> [Stated goal]
Every line that contains the word "fast" should be copied.

> [Records excerpted from a collection]
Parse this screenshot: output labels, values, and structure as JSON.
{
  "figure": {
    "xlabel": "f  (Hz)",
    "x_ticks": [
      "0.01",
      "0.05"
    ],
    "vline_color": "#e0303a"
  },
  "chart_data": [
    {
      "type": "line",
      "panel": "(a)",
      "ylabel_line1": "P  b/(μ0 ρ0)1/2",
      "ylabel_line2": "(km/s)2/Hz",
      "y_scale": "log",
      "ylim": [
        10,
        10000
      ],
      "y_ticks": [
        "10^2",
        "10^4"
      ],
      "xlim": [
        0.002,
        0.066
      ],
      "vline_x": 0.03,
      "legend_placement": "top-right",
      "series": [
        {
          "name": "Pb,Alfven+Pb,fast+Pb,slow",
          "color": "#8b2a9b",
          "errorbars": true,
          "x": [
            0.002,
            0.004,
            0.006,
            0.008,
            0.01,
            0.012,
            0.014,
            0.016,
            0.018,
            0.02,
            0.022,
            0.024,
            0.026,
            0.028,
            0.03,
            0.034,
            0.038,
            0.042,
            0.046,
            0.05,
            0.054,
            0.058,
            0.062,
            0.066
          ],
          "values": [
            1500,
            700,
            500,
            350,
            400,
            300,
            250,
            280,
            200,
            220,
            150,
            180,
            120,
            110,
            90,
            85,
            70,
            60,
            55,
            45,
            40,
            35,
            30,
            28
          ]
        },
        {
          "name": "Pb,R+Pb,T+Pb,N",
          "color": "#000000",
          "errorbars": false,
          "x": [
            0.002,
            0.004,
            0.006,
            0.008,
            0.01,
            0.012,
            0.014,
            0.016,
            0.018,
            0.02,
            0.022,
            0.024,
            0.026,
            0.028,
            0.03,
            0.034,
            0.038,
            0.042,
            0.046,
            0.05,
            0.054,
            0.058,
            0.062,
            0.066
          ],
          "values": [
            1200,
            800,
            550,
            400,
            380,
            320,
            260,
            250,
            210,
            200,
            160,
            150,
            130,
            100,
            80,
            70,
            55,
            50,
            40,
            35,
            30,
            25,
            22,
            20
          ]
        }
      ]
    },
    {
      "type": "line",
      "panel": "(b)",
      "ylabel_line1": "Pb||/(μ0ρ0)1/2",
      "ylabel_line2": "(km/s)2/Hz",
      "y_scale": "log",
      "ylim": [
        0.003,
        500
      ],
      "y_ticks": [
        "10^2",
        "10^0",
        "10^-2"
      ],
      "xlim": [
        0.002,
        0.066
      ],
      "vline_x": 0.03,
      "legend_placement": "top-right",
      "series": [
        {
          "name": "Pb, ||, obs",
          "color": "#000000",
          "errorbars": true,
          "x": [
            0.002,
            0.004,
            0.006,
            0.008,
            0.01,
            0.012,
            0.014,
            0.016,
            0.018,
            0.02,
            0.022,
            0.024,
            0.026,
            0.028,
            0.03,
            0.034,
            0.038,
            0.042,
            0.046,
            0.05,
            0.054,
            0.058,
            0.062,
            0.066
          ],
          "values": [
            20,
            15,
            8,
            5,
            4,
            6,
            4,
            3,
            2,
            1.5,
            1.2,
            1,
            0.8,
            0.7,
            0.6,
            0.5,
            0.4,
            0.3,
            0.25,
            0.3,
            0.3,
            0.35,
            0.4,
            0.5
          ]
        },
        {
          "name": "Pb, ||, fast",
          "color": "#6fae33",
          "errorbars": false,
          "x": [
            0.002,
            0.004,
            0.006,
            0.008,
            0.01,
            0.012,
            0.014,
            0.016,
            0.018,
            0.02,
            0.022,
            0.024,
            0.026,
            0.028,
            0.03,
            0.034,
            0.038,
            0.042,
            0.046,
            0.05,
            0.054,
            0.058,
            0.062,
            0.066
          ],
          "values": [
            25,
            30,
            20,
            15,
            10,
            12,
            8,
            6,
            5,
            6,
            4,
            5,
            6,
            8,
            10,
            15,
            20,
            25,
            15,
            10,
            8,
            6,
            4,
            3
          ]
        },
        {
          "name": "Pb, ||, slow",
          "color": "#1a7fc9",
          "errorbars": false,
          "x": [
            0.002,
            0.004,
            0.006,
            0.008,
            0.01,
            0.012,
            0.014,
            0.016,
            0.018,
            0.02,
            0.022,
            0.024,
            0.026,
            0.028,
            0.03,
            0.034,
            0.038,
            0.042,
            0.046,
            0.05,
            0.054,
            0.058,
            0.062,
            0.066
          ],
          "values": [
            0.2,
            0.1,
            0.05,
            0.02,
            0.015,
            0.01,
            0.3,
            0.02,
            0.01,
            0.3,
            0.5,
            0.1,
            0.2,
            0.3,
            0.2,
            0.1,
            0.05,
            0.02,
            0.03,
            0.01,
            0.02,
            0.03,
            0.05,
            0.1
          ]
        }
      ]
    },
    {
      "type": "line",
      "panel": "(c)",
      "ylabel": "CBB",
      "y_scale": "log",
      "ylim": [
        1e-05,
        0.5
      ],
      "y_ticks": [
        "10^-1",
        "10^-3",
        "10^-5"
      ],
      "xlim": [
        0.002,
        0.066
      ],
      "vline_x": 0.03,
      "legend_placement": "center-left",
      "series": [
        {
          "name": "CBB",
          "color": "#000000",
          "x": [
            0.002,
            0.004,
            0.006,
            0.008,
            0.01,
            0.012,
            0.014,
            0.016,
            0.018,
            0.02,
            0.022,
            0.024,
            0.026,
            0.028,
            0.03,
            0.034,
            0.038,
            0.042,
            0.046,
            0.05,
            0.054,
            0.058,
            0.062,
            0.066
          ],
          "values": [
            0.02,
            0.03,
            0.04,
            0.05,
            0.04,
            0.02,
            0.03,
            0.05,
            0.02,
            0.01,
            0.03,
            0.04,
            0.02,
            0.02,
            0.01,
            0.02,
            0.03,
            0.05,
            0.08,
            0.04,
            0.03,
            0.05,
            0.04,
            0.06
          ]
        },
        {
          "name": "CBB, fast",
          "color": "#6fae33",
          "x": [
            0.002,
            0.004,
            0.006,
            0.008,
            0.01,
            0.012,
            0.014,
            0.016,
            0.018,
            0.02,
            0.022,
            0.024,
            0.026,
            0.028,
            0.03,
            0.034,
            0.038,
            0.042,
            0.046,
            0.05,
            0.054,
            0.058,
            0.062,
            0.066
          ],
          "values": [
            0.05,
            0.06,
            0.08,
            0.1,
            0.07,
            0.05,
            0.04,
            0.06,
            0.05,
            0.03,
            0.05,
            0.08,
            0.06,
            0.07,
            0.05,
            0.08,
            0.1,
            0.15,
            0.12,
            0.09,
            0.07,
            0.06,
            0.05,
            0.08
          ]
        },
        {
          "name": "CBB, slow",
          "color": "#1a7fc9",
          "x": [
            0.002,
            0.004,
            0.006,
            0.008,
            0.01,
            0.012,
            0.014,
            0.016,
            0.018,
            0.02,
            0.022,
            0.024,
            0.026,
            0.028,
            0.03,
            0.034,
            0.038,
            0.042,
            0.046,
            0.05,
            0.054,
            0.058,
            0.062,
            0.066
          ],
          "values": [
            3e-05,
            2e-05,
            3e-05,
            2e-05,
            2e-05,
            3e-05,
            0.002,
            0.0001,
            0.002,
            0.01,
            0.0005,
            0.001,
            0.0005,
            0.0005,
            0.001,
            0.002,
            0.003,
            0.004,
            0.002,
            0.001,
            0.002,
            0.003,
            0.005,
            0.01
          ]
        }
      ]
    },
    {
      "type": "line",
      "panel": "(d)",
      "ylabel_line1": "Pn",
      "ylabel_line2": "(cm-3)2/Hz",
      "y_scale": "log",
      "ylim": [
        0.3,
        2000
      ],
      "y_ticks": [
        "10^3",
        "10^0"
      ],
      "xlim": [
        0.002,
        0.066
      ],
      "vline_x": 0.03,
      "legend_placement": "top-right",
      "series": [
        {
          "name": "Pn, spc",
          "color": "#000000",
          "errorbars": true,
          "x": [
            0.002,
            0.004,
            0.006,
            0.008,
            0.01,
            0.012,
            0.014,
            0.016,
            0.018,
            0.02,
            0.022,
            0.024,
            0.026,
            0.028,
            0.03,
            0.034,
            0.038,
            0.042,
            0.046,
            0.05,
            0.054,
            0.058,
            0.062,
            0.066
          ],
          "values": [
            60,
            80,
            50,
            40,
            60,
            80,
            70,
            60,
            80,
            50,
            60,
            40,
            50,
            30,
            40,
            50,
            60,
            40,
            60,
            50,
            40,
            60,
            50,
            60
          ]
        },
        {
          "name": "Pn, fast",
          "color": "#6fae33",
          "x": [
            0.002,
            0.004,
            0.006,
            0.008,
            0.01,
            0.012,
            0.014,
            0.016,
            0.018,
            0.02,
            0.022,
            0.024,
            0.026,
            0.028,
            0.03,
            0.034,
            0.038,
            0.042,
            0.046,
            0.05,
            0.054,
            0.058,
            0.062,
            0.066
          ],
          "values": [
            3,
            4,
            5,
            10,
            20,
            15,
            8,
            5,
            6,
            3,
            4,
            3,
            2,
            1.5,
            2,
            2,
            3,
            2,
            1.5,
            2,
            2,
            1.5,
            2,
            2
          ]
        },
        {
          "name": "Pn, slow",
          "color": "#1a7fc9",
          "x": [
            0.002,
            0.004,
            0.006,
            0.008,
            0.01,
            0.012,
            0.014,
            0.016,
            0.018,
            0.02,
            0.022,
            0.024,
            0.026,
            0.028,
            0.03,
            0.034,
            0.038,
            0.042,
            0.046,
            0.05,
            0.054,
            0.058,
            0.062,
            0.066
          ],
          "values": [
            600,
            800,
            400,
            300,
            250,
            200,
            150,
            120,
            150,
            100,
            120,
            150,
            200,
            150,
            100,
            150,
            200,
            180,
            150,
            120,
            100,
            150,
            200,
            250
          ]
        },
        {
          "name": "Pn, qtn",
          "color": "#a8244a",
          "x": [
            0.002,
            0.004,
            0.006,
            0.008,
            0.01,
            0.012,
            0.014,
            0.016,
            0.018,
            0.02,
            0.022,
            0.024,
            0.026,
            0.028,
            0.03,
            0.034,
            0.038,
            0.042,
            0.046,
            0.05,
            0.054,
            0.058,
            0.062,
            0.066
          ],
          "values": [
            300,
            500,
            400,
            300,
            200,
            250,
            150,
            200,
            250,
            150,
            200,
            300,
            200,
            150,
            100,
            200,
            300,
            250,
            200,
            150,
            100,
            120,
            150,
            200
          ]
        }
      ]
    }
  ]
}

> [Written response]
          "name": "Pb,Alfven+Pb,fast+Pb,slow",
          "name": "Pb, ||, fast",
          "name": "CBB, fast",
          "name": "Pn, fast",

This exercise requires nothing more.